[Dataset extract Boundary: Start]

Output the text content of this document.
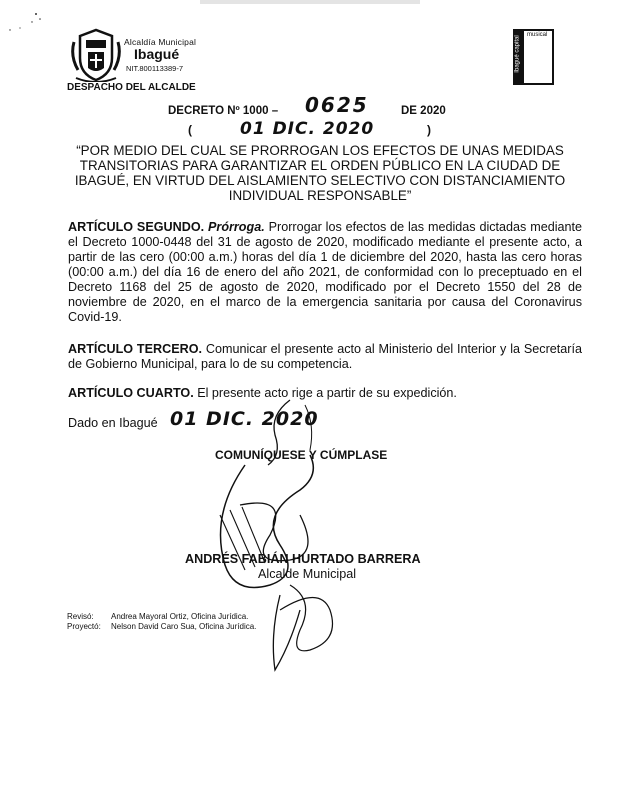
Alcaldía Municipal
Ibagué
NIT.800113389-7
DESPACHO DEL ALCALDE
Ibagué capital
musical
DECRETO Nº 1000 – 0625	DE 2020
(	01 DIC. 2020	)
“POR MEDIO DEL CUAL SE PRORROGAN LOS EFECTOS DE UNAS MEDIDAS TRANSITORIAS PARA GARANTIZAR EL ORDEN PÚBLICO EN LA CIUDAD DE IBAGUÉ, EN VIRTUD DEL AISLAMIENTO SELECTIVO CON DISTANCIAMIENTO INDIVIDUAL RESPONSABLE”
ARTÍCULO SEGUNDO. Prórroga. Prorrogar los efectos de las medidas dictadas mediante el Decreto 1000-0448 del 31 de agosto de 2020, modificado mediante el presente acto, a partir de las cero (00:00 a.m.) horas del día 1 de diciembre del 2020, hasta las cero horas (00:00 a.m.) del día 16 de enero del año 2021, de conformidad con lo preceptuado en el Decreto 1168 del 25 de agosto de 2020, modificado por el Decreto 1550 del 28 de noviembre de 2020, en el marco de la emergencia sanitaria por causa del Coronavirus Covid-19.
ARTÍCULO TERCERO. Comunicar el presente acto al Ministerio del Interior y la Secretaría de Gobierno Municipal, para lo de su competencia.
ARTÍCULO CUARTO. El presente acto rige a partir de su expedición.
Dado en Ibagué 01 DIC. 2020
COMUNÍQUESE Y CÚMPLASE
ANDRÉS FABIÁN HURTADO BARRERA
Alcalde Municipal
Revisó: Andrea Mayoral Ortiz, Oficina Jurídica.
Proyectó: Nelson David Caro Sua, Oficina Jurídica.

[Dataset extract Boundary: End]

Work item:
Output the data exactly. Leave every picture out.

Task output:
Output the text content of this document.
Alcaldía Municipal
Ibagué
NIT.800113389-7
DESPACHO DEL ALCALDE
Ibagué capital
musical
DECRETO Nº 1000 – 0625	DE 2020
(	01 DIC. 2020	)
“POR MEDIO DEL CUAL SE PRORROGAN LOS EFECTOS DE UNAS MEDIDAS TRANSITORIAS PARA GARANTIZAR EL ORDEN PÚBLICO EN LA CIUDAD DE IBAGUÉ, EN VIRTUD DEL AISLAMIENTO SELECTIVO CON DISTANCIAMIENTO INDIVIDUAL RESPONSABLE”
ARTÍCULO SEGUNDO. Prórroga. Prorrogar los efectos de las medidas dictadas mediante el Decreto 1000-0448 del 31 de agosto de 2020, modificado mediante el presente acto, a partir de las cero (00:00 a.m.) horas del día 1 de diciembre del 2020, hasta las cero horas (00:00 a.m.) del día 16 de enero del año 2021, de conformidad con lo preceptuado en el Decreto 1168 del 25 de agosto de 2020, modificado por el Decreto 1550 del 28 de noviembre de 2020, en el marco de la emergencia sanitaria por causa del Coronavirus Covid-19.
ARTÍCULO TERCERO. Comunicar el presente acto al Ministerio del Interior y la Secretaría de Gobierno Municipal, para lo de su competencia.
ARTÍCULO CUARTO. El presente acto rige a partir de su expedición.
Dado en Ibagué 01 DIC. 2020
COMUNÍQUESE Y CÚMPLASE
ANDRÉS FABIÁN HURTADO BARRERA
Alcalde Municipal
Revisó: Andrea Mayoral Ortiz, Oficina Jurídica.
Proyectó: Nelson David Caro Sua, Oficina Jurídica.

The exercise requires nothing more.